Passage for review -
%%
This weekend in Paso Robles, California the Cal Poly Western Bonanza will be in town. In it’s 28th year the premier junior livestock show is produced, coordinated and operated solely by a team of college students. With over 460 exhibitors showing close to 1,000 head of livestock, the event does not just come together over night. With three professors overseeing the process (myself being one of them), the planning of the show covers three classes over the course of a year. The class format consists of upper division students who serve as the management team and work with over 80 of their fellow classmates. The students are majoring in numerous fields from throughout the college of agriculture, and a few from other colleges on the campus. Celebrating the foundation by which Cal Poly was built upon, “Learn by Doing” is the basic foundation of this class.
The students not only learn the obvious proficiencies that it takes to run a livestock show, but develop skills that will extend well into their professional careers. Organizational and accounting methods from dealing with entries, results, and bookkeeping are obvious learned attributes. But if one really digs deeper there are so many more life lessons happening over the three day event.
%%
Required action 1 - According to the passage on the Cal Poly Western Bonanza, who produces, coordinates and operates the show?
Required action 2 - Summarize the passage on the Cal Poly Western Bonanza in two sentences.
Required action 3 - Continue the passage on the Cal Poly Western Bonanza from its final sentence.

Records shown -
%%
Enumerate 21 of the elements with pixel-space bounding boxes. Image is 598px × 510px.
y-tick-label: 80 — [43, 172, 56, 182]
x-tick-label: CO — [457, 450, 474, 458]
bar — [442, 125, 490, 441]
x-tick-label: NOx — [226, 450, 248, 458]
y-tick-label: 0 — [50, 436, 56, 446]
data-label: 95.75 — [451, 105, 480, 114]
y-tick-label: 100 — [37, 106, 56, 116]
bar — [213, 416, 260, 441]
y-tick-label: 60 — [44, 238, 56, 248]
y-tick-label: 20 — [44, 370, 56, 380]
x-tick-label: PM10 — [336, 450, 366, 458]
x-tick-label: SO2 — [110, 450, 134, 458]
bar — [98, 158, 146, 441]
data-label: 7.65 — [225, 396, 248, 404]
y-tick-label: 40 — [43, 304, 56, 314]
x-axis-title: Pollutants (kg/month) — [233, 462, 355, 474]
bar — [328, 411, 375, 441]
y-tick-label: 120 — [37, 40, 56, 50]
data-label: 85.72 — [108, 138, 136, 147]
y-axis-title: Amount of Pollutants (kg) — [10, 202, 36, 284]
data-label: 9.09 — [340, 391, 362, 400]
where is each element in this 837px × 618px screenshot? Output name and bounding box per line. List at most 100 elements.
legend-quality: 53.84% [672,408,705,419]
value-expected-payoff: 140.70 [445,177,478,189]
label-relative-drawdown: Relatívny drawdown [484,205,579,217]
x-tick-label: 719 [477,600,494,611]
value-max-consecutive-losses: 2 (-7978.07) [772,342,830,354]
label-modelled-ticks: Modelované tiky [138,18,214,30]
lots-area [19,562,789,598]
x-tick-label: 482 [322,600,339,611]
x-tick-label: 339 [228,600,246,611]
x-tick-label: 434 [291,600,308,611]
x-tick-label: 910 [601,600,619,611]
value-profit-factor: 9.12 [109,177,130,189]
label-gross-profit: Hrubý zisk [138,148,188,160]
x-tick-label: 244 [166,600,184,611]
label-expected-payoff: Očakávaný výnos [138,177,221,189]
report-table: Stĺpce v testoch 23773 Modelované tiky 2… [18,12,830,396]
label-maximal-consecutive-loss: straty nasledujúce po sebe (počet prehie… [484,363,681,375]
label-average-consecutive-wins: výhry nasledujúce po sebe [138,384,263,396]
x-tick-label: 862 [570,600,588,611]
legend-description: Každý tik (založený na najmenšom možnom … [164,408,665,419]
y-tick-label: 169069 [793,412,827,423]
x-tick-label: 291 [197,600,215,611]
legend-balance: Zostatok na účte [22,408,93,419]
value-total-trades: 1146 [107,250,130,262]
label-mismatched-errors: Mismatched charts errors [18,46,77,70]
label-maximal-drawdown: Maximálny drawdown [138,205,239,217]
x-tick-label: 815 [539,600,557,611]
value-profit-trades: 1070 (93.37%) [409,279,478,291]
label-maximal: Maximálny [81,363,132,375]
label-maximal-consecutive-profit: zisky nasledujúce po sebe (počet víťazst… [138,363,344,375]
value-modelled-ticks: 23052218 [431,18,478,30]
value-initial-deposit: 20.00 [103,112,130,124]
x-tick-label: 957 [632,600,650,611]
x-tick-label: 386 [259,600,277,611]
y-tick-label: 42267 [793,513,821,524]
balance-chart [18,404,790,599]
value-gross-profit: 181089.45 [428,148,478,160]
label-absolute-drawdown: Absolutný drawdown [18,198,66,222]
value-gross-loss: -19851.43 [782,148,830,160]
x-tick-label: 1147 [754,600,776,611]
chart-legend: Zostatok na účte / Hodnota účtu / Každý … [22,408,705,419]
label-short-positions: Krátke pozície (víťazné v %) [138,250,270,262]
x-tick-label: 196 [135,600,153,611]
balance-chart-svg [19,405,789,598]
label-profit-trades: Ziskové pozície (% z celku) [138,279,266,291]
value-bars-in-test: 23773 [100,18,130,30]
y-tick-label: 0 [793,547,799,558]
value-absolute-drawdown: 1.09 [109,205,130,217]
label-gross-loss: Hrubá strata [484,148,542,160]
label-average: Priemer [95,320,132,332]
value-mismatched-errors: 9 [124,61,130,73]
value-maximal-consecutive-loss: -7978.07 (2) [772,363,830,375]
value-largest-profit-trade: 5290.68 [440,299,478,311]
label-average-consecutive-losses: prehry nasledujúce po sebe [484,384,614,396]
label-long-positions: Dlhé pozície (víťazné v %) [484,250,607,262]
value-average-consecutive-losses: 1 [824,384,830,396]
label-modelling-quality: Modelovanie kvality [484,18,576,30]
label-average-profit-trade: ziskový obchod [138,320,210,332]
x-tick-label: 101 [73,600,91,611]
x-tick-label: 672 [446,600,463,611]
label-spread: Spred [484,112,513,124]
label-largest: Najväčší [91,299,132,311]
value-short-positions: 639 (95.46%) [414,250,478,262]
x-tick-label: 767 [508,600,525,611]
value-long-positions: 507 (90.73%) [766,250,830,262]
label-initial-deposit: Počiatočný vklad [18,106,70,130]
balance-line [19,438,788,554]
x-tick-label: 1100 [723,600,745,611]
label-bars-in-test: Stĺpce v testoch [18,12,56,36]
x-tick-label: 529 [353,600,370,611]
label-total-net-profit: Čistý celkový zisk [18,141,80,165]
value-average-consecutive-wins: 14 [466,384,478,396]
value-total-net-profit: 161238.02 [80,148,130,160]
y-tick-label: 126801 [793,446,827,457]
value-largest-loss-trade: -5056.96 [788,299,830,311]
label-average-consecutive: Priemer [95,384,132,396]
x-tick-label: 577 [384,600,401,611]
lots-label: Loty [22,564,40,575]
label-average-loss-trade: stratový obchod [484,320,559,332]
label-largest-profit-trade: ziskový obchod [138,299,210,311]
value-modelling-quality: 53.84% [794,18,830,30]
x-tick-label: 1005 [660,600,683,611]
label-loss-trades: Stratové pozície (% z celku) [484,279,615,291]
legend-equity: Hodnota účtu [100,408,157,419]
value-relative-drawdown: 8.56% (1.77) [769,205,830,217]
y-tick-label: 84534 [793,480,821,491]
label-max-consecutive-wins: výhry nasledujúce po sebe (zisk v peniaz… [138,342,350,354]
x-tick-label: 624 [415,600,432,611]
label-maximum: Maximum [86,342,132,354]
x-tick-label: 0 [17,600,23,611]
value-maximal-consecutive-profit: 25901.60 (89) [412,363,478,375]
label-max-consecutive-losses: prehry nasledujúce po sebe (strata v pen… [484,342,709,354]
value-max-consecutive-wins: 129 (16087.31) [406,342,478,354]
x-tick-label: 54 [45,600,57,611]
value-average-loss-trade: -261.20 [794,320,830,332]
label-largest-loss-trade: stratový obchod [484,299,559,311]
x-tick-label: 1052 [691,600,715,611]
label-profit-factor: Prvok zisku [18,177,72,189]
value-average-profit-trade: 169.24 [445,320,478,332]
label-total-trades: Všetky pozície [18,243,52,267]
%%
Task result 1 - A team of college students produces, coordinates and operates it.

Task result 2 - The Cal Poly Western Bonanza, a junior livestock show in Paso Robles, California, with over 460 exhibitors and close to 1,000 head of livestock, is run entirely by college students who plan it across three classes over a year under three professors. Following the "Learn by Doing" principle, the students learn what it takes to run a livestock show and also build organizational, accounting and other skills that will extend into their professional careers.

Task result 3 -
Dealing with the general public and your customer is a hands-on approach to customer service. Successful businesses build the cornerstone of their sales model with customer service. Or what about leading a team of your peers in preparing a show ring or gathering sponsorship monies. Teamwork, leadership and basic management principles come into play. Salesmanship and marketing are shown in the public relations, merchandise and hospitality committees role in the success of the weekend. But I think the most important skill learned and more than likely the least noticeable is problem solving.
Anyone who has ever worked in the event business knows that no matter how much you plan and how prepared you are something is bound to go wrong. How you solve that problem and the speed of which you get back on track is key to the success of the event. And the day you realize in the world of events that what the public/ consumers perception of the outcome and your expectation are two different perpectives, you will have less anxiety and a better event.
Although on the Cal Poly campus one may hear moans and groans that the “Learn by Doing” philosophy is not applied, I can guarantee you it is alive and well in the hands of 120 Western Bonanza students.